_What the exercise asks_
Identify the lines containing the word "body". Copy each one.

_Available data_
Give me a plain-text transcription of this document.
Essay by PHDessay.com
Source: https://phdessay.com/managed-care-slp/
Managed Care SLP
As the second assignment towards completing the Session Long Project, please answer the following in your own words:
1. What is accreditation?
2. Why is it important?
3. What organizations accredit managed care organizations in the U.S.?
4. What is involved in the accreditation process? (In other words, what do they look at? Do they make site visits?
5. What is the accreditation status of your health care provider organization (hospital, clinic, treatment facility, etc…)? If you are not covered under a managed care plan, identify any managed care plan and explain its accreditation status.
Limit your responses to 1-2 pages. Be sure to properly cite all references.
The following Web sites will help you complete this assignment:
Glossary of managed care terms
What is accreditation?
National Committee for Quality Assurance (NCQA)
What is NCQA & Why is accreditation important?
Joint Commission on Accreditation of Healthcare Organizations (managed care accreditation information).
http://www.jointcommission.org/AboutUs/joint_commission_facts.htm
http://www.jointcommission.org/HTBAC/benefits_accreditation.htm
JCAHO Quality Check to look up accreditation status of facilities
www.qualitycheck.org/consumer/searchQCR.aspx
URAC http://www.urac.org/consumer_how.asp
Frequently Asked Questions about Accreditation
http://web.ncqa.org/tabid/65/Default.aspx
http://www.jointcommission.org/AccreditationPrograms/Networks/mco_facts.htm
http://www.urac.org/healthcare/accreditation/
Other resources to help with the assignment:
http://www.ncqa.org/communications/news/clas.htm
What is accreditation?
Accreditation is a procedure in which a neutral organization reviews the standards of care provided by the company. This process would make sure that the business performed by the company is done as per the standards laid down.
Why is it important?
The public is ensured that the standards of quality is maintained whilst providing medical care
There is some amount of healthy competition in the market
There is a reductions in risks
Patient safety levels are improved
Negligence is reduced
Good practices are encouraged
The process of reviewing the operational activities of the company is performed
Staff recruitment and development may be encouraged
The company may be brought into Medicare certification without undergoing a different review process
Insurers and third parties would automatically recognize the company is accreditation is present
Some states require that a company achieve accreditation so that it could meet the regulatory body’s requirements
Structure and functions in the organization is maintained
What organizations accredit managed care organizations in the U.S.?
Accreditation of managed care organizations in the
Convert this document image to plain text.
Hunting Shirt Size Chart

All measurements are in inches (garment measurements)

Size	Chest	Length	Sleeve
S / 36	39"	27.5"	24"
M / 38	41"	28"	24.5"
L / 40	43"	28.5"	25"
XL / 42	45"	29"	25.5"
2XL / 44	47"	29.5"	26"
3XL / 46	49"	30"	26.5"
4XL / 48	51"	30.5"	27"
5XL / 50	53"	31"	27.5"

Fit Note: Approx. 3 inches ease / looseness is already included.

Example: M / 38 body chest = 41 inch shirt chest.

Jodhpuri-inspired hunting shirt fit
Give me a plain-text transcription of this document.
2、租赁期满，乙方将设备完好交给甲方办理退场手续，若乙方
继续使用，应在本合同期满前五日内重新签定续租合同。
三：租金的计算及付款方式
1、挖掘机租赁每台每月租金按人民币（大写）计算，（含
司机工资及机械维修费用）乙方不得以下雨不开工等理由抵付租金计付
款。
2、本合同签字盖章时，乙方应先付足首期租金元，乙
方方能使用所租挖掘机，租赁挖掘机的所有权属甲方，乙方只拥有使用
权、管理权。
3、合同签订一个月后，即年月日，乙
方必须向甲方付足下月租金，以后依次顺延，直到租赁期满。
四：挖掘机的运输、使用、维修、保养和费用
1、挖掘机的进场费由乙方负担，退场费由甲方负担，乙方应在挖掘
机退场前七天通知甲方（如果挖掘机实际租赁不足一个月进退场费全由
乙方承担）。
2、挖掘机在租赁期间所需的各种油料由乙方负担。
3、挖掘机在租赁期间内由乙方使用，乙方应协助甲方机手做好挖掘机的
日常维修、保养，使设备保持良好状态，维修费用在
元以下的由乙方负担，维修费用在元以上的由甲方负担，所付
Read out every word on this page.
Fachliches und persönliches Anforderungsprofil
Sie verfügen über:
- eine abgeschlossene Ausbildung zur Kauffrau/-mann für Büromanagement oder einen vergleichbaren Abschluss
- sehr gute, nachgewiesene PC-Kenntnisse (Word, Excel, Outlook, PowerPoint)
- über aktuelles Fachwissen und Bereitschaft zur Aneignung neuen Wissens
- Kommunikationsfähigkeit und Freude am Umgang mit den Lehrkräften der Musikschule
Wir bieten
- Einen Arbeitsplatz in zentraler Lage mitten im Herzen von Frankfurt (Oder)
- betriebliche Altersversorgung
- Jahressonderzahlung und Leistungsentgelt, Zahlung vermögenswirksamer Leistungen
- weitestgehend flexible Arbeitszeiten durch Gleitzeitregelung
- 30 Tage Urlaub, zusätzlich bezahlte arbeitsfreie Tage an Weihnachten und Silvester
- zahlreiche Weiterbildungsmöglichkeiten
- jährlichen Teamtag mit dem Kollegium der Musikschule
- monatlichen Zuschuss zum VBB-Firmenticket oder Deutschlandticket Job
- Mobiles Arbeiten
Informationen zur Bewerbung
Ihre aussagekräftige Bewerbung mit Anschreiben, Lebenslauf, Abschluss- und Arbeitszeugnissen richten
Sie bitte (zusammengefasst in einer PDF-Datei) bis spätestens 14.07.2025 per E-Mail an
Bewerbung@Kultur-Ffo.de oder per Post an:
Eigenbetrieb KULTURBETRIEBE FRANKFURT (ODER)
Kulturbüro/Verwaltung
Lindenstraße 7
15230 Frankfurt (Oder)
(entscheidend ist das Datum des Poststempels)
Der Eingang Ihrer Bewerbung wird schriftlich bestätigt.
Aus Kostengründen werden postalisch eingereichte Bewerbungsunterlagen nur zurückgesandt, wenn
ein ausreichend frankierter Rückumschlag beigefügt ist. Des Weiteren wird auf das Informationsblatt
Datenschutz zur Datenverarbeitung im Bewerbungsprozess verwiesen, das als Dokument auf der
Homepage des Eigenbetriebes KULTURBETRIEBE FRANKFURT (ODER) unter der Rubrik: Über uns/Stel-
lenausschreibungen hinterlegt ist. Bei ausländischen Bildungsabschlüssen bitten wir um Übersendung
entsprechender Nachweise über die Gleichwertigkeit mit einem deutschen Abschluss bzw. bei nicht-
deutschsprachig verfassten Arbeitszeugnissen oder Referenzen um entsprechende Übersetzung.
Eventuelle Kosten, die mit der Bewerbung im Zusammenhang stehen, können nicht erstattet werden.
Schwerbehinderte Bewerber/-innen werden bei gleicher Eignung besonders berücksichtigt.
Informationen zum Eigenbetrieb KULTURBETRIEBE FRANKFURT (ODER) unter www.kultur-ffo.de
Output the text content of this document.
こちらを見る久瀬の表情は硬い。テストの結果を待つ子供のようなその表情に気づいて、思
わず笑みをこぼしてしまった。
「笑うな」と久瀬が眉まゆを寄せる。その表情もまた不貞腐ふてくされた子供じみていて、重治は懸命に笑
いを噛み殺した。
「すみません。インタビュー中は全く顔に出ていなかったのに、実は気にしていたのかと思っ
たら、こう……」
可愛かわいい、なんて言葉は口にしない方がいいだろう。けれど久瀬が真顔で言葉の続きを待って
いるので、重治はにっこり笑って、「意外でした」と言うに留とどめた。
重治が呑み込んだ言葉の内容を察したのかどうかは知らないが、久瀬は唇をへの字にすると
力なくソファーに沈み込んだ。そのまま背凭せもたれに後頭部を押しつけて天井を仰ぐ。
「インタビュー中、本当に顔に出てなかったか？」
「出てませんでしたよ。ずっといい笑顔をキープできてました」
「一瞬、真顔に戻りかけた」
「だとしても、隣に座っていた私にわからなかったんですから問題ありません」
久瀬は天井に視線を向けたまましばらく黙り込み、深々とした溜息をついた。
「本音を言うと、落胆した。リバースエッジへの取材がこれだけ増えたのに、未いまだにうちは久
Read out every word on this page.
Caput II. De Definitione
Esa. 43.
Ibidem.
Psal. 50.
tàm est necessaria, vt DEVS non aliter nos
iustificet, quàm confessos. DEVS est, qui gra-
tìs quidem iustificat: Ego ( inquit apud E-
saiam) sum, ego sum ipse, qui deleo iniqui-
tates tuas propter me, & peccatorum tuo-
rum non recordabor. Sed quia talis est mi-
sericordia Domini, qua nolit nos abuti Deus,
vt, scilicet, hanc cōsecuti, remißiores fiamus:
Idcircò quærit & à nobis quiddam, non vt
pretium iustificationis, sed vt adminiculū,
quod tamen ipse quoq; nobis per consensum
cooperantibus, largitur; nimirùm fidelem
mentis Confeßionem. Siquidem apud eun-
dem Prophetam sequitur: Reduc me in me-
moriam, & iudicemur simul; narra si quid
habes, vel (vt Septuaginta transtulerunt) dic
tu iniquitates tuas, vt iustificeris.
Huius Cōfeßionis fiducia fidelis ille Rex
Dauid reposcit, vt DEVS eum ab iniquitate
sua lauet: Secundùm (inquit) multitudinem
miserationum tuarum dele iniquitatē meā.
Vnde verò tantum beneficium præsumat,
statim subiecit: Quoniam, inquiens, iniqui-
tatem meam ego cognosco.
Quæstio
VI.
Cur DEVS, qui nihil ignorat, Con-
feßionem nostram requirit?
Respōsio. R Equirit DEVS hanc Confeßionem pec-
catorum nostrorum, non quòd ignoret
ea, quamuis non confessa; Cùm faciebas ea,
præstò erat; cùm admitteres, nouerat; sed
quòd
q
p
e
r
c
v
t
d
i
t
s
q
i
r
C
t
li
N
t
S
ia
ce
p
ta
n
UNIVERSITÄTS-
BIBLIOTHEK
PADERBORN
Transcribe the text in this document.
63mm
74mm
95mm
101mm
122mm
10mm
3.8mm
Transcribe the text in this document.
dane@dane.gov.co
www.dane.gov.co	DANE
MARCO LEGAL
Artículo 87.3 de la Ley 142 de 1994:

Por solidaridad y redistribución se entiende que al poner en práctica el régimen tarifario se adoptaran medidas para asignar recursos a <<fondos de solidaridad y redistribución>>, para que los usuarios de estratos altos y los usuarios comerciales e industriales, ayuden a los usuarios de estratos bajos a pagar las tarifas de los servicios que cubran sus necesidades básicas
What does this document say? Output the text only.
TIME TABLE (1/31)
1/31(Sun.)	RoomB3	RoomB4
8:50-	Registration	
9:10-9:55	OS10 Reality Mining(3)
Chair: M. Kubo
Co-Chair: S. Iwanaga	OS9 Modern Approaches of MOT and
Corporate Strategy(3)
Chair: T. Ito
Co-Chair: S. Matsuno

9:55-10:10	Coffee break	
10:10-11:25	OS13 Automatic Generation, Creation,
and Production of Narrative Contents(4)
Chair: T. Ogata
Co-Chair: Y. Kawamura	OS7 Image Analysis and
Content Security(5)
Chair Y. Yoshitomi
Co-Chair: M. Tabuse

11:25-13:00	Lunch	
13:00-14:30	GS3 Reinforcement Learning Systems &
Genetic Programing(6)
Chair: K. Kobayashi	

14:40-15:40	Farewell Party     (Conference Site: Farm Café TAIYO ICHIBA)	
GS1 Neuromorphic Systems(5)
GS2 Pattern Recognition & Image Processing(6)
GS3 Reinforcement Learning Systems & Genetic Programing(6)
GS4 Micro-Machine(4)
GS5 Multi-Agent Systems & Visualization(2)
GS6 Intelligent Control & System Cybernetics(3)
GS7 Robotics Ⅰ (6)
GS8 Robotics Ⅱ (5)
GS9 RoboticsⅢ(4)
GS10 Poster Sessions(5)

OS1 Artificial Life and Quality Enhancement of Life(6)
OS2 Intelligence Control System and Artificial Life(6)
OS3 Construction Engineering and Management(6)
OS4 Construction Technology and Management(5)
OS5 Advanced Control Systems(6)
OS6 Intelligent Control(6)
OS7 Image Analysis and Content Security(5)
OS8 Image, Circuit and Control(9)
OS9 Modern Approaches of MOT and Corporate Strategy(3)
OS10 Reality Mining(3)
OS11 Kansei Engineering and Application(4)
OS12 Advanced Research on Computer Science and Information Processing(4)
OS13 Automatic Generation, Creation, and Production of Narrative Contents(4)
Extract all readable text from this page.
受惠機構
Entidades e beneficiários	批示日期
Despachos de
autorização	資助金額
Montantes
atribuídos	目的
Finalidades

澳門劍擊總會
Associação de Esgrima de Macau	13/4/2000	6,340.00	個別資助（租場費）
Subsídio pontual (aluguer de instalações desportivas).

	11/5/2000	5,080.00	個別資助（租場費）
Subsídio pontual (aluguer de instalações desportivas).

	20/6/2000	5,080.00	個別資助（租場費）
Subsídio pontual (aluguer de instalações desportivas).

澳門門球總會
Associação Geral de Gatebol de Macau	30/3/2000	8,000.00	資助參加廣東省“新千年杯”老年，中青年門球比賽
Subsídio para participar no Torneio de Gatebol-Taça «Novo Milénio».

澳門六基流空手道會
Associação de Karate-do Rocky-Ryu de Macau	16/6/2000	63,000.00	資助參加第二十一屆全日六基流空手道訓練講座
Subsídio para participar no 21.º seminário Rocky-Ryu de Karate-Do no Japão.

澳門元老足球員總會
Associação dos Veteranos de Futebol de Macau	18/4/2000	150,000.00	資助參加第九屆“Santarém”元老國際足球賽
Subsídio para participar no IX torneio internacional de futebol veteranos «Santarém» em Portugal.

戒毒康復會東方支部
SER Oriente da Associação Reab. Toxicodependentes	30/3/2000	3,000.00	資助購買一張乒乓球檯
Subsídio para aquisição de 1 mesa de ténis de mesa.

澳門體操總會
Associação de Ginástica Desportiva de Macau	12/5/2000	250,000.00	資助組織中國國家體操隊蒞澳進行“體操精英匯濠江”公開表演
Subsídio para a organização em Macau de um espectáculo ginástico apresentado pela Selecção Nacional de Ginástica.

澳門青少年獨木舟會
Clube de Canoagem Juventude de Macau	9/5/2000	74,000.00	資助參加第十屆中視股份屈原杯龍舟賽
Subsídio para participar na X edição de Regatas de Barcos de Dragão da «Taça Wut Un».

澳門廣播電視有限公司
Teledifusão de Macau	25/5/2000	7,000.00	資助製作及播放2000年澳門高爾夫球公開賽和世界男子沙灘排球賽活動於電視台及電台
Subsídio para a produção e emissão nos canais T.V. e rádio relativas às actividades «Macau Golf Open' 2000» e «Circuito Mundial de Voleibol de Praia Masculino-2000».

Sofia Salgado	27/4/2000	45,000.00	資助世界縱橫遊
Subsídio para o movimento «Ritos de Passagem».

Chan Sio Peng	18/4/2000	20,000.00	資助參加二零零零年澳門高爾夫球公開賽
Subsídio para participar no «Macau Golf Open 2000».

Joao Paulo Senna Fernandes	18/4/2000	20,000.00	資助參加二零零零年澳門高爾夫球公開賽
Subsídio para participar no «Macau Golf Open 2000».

_Answer below_
Some states require that a company achieve accreditation so that it could meet the regulatory body’s requirements
Example: M / 38 body chest = 41 inch shirt chest.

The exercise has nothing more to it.